INSTRUCTIONS TO FOLLOW
Below is a block of records. Copy every line in it that contains the word "folder".

Records from a data collection
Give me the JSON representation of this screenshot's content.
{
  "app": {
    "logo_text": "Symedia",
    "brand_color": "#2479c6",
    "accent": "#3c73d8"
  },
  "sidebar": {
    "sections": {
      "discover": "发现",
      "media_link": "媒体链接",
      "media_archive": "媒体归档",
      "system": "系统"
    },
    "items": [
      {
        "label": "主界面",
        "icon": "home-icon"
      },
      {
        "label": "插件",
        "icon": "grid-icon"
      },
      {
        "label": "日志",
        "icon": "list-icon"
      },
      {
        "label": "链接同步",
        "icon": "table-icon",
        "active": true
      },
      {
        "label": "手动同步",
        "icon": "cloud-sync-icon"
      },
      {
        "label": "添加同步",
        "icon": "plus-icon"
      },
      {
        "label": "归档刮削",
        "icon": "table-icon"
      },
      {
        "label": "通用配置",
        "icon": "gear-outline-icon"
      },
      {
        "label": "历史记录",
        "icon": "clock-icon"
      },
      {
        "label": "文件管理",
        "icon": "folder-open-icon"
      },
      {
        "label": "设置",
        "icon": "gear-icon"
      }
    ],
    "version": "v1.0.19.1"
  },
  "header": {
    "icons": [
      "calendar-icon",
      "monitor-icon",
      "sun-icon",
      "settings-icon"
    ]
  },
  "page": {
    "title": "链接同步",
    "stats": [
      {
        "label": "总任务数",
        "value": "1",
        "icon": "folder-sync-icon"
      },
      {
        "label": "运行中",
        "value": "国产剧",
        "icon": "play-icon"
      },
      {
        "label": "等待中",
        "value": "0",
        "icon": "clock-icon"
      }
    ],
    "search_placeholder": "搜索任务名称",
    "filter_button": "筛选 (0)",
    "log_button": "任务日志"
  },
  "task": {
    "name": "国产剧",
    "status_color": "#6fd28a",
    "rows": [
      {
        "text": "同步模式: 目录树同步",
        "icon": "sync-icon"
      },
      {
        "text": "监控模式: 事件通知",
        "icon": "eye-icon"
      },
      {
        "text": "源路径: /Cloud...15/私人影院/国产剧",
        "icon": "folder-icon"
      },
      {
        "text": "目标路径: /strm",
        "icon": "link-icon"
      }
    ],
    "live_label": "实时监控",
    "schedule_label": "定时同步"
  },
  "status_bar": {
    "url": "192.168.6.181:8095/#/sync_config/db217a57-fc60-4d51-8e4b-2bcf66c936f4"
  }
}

THE REPLY
        "icon": "folder-open-icon"
        "icon": "folder-sync-icon"
        "icon": "folder-icon"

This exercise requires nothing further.